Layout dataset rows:
● ● ●

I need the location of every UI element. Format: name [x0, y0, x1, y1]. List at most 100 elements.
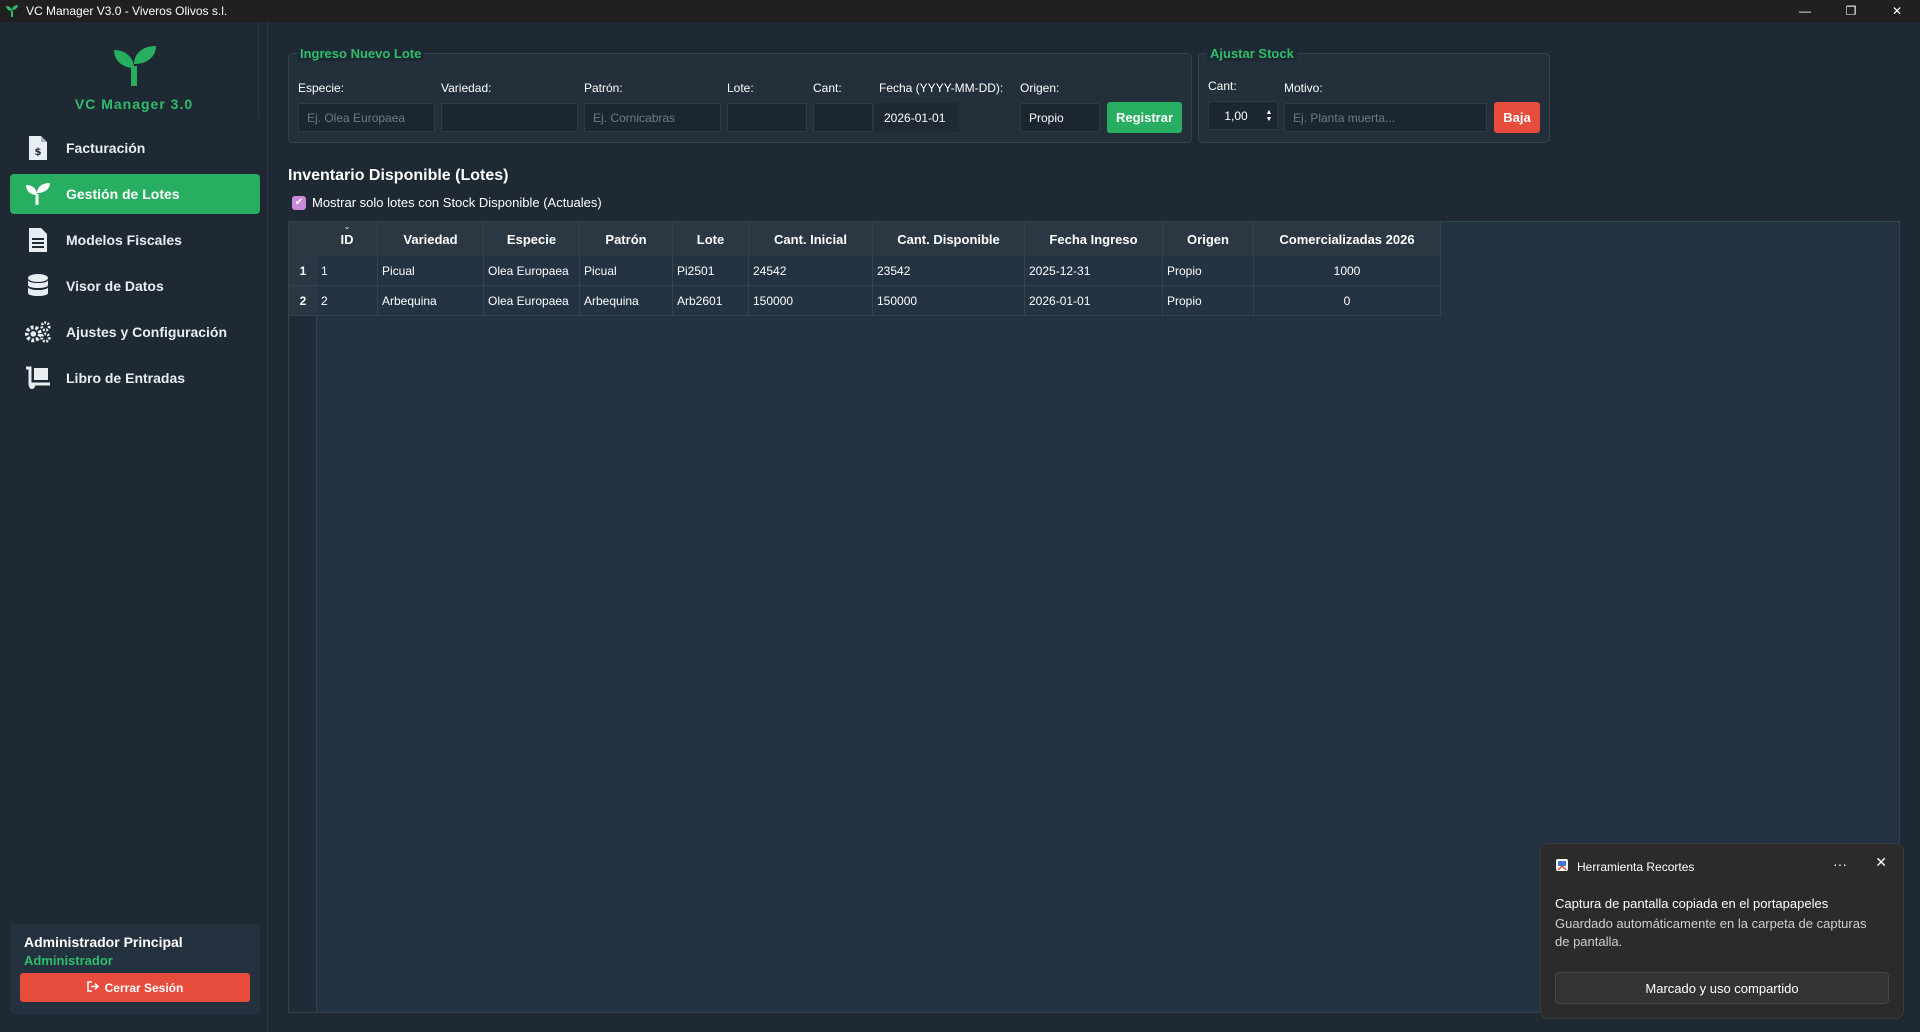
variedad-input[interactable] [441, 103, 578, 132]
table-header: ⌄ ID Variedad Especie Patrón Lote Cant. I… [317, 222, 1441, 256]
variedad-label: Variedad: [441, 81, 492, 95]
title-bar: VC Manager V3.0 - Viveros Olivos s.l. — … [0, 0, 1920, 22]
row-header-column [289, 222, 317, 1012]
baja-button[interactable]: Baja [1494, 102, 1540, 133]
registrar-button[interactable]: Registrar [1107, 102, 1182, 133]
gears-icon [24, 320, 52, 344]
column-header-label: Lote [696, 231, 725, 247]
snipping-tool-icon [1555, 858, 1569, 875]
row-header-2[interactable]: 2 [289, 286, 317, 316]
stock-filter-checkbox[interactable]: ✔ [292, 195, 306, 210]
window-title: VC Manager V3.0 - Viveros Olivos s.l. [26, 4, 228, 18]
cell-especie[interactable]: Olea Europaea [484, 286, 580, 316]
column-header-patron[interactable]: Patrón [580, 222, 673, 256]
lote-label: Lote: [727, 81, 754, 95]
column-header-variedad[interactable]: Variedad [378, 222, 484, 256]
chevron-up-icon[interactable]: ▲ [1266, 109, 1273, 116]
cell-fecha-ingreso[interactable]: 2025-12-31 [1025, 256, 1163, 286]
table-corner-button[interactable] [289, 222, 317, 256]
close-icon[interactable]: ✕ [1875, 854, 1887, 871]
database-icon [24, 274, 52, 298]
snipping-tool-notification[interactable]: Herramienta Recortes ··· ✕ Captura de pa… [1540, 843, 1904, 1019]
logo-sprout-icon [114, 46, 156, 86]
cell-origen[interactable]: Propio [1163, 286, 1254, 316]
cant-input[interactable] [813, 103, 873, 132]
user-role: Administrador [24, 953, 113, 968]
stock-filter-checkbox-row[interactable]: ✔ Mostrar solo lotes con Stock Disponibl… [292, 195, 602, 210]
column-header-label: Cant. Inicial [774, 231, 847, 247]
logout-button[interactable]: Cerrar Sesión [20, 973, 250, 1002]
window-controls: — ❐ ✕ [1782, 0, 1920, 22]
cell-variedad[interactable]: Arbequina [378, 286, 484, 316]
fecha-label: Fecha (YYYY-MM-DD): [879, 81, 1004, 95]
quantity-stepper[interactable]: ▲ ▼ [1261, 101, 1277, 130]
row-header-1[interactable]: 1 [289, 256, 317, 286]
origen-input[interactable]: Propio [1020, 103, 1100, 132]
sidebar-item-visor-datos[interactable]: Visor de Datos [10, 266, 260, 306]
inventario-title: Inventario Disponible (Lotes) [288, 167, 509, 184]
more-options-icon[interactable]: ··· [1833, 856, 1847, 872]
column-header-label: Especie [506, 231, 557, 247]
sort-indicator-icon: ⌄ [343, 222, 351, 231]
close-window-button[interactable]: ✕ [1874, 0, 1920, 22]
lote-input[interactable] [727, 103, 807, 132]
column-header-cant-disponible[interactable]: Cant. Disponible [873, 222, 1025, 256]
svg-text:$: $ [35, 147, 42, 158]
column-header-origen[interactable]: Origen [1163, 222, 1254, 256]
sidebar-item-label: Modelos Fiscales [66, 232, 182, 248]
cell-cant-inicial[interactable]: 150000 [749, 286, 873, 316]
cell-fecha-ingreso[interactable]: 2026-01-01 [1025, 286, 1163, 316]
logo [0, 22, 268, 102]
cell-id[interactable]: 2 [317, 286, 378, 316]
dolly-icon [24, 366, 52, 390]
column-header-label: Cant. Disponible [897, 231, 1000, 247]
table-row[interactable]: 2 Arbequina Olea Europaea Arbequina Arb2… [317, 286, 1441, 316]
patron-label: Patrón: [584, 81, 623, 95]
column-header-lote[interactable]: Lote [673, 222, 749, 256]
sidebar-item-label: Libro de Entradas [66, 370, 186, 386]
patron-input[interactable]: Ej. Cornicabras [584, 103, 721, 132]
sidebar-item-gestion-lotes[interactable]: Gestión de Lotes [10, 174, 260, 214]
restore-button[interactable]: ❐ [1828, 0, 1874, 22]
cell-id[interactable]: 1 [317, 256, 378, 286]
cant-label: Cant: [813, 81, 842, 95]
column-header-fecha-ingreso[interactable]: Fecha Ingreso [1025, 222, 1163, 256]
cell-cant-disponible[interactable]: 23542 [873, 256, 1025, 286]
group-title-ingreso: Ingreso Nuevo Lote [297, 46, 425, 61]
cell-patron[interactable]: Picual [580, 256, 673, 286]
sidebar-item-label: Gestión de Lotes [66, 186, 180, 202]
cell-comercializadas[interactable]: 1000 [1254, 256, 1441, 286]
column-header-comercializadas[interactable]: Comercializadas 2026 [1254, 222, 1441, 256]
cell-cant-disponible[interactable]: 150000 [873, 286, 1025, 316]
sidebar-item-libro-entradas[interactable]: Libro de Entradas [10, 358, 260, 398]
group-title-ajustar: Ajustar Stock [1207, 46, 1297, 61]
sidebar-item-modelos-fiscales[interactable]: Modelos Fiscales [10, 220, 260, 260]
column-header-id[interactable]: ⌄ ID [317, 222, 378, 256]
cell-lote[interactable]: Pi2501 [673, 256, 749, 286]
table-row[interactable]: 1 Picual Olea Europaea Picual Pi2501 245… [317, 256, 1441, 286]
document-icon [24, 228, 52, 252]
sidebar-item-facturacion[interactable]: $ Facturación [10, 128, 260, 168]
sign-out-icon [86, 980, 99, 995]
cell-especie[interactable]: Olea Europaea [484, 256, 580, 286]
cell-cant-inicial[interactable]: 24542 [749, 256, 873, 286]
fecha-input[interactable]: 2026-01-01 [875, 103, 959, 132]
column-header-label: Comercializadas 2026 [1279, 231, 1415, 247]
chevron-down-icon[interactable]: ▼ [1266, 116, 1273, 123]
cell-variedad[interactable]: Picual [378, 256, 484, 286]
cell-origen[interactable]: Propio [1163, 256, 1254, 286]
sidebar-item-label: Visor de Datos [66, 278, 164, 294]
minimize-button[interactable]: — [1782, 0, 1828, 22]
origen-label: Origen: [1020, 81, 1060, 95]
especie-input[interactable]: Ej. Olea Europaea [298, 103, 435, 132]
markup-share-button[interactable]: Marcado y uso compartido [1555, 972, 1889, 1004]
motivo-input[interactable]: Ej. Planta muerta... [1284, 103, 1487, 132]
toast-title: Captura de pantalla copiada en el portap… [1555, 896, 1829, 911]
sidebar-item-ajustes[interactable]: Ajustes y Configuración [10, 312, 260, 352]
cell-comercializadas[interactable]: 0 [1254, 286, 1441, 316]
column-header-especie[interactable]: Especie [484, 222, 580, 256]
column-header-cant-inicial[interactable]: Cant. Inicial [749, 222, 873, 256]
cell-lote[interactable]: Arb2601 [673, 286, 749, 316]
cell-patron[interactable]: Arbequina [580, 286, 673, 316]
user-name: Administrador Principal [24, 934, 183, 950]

● ● ●

Exercise directions: Please copy every line of the rows above word for word, leaving out the pictures.

Complete response:
I need the location of every UI element. Format: name [x0, y0, x1, y1]. List at most 100 elements.
variedad-input[interactable] [441, 103, 578, 132]
table-header: ⌄ ID Variedad Especie Patrón Lote Cant. I… [317, 222, 1441, 256]
variedad-label: Variedad: [441, 81, 492, 95]
title-bar: VC Manager V3.0 - Viveros Olivos s.l. — … [0, 0, 1920, 22]
row-header-column [289, 222, 317, 1012]
baja-button[interactable]: Baja [1494, 102, 1540, 133]
registrar-button[interactable]: Registrar [1107, 102, 1182, 133]
gears-icon [24, 320, 52, 344]
column-header-label: Lote [696, 231, 725, 247]
snipping-tool-icon [1555, 858, 1569, 875]
row-header-2[interactable]: 2 [289, 286, 317, 316]
stock-filter-checkbox[interactable]: ✔ [292, 195, 306, 210]
window-title: VC Manager V3.0 - Viveros Olivos s.l. [26, 4, 228, 18]
cell-especie[interactable]: Olea Europaea [484, 286, 580, 316]
column-header-patron[interactable]: Patrón [580, 222, 673, 256]
lote-label: Lote: [727, 81, 754, 95]
column-header-variedad[interactable]: Variedad [378, 222, 484, 256]
chevron-up-icon[interactable]: ▲ [1266, 109, 1273, 116]
cell-fecha-ingreso[interactable]: 2025-12-31 [1025, 256, 1163, 286]
table-corner-button[interactable] [289, 222, 317, 256]
close-icon[interactable]: ✕ [1875, 854, 1887, 871]
database-icon [24, 274, 52, 298]
snipping-tool-notification[interactable]: Herramienta Recortes ··· ✕ Captura de pa… [1540, 843, 1904, 1019]
logo-sprout-icon [114, 46, 156, 86]
cell-origen[interactable]: Propio [1163, 286, 1254, 316]
cant-input[interactable] [813, 103, 873, 132]
user-role: Administrador [24, 953, 113, 968]
stock-filter-checkbox-row[interactable]: ✔ Mostrar solo lotes con Stock Disponibl… [292, 195, 602, 210]
column-header-label: Cant. Inicial [774, 231, 847, 247]
logout-button[interactable]: Cerrar Sesión [20, 973, 250, 1002]
window-controls: — ❐ ✕ [1782, 0, 1920, 22]
cell-variedad[interactable]: Arbequina [378, 286, 484, 316]
fecha-label: Fecha (YYYY-MM-DD): [879, 81, 1004, 95]
quantity-stepper[interactable]: ▲ ▼ [1261, 101, 1277, 130]
row-header-1[interactable]: 1 [289, 256, 317, 286]
origen-input[interactable]: Propio [1020, 103, 1100, 132]
sidebar-item-visor-datos[interactable]: Visor de Datos [10, 266, 260, 306]
inventario-title: Inventario Disponible (Lotes) [288, 167, 509, 184]
more-options-icon[interactable]: ··· [1833, 856, 1847, 872]
column-header-label: Especie [506, 231, 557, 247]
sort-indicator-icon: ⌄ [343, 222, 351, 231]
close-window-button[interactable]: ✕ [1874, 0, 1920, 22]
lote-input[interactable] [727, 103, 807, 132]
column-header-cant-disponible[interactable]: Cant. Disponible [873, 222, 1025, 256]
svg-text:$: $ [35, 147, 42, 158]
column-header-origen[interactable]: Origen [1163, 222, 1254, 256]
sidebar-item-label: Modelos Fiscales [66, 232, 182, 248]
cell-cant-inicial[interactable]: 150000 [749, 286, 873, 316]
cell-fecha-ingreso[interactable]: 2026-01-01 [1025, 286, 1163, 316]
logo [0, 22, 268, 102]
cell-id[interactable]: 2 [317, 286, 378, 316]
dolly-icon [24, 366, 52, 390]
column-header-label: Cant. Disponible [897, 231, 1000, 247]
table-row[interactable]: 2 Arbequina Olea Europaea Arbequina Arb2… [317, 286, 1441, 316]
patron-label: Patrón: [584, 81, 623, 95]
column-header-lote[interactable]: Lote [673, 222, 749, 256]
sidebar-item-label: Libro de Entradas [66, 370, 186, 386]
patron-input[interactable]: Ej. Cornicabras [584, 103, 721, 132]
sidebar-item-gestion-lotes[interactable]: Gestión de Lotes [10, 174, 260, 214]
restore-button[interactable]: ❐ [1828, 0, 1874, 22]
cell-id[interactable]: 1 [317, 256, 378, 286]
cant-label: Cant: [813, 81, 842, 95]
column-header-fecha-ingreso[interactable]: Fecha Ingreso [1025, 222, 1163, 256]
cell-cant-disponible[interactable]: 23542 [873, 256, 1025, 286]
group-title-ingreso: Ingreso Nuevo Lote [297, 46, 425, 61]
cell-patron[interactable]: Picual [580, 256, 673, 286]
sidebar-item-label: Gestión de Lotes [66, 186, 180, 202]
cell-comercializadas[interactable]: 1000 [1254, 256, 1441, 286]
column-header-comercializadas[interactable]: Comercializadas 2026 [1254, 222, 1441, 256]
cell-cant-disponible[interactable]: 150000 [873, 286, 1025, 316]
sidebar-item-libro-entradas[interactable]: Libro de Entradas [10, 358, 260, 398]
group-title-ajustar: Ajustar Stock [1207, 46, 1297, 61]
sidebar-item-modelos-fiscales[interactable]: Modelos Fiscales [10, 220, 260, 260]
column-header-id[interactable]: ⌄ ID [317, 222, 378, 256]
cell-lote[interactable]: Pi2501 [673, 256, 749, 286]
table-row[interactable]: 1 Picual Olea Europaea Picual Pi2501 245… [317, 256, 1441, 286]
document-icon [24, 228, 52, 252]
sidebar-item-facturacion[interactable]: $ Facturación [10, 128, 260, 168]
sign-out-icon [86, 980, 99, 995]
cell-especie[interactable]: Olea Europaea [484, 256, 580, 286]
cell-cant-inicial[interactable]: 24542 [749, 256, 873, 286]
fecha-input[interactable]: 2026-01-01 [875, 103, 959, 132]
column-header-label: Comercializadas 2026 [1279, 231, 1415, 247]
chevron-down-icon[interactable]: ▼ [1266, 116, 1273, 123]
cell-variedad[interactable]: Picual [378, 256, 484, 286]
cell-origen[interactable]: Propio [1163, 256, 1254, 286]
sidebar-item-label: Visor de Datos [66, 278, 164, 294]
minimize-button[interactable]: — [1782, 0, 1828, 22]
origen-label: Origen: [1020, 81, 1060, 95]
especie-input[interactable]: Ej. Olea Europaea [298, 103, 435, 132]
markup-share-button[interactable]: Marcado y uso compartido [1555, 972, 1889, 1004]
motivo-input[interactable]: Ej. Planta muerta... [1284, 103, 1487, 132]
toast-title: Captura de pantalla copiada en el portap… [1555, 896, 1829, 911]
sidebar-item-ajustes[interactable]: Ajustes y Configuración [10, 312, 260, 352]
cell-comercializadas[interactable]: 0 [1254, 286, 1441, 316]
column-header-especie[interactable]: Especie [484, 222, 580, 256]
column-header-cant-inicial[interactable]: Cant. Inicial [749, 222, 873, 256]
cell-lote[interactable]: Arb2601 [673, 286, 749, 316]
cell-patron[interactable]: Arbequina [580, 286, 673, 316]
user-name: Administrador Principal [24, 934, 183, 950]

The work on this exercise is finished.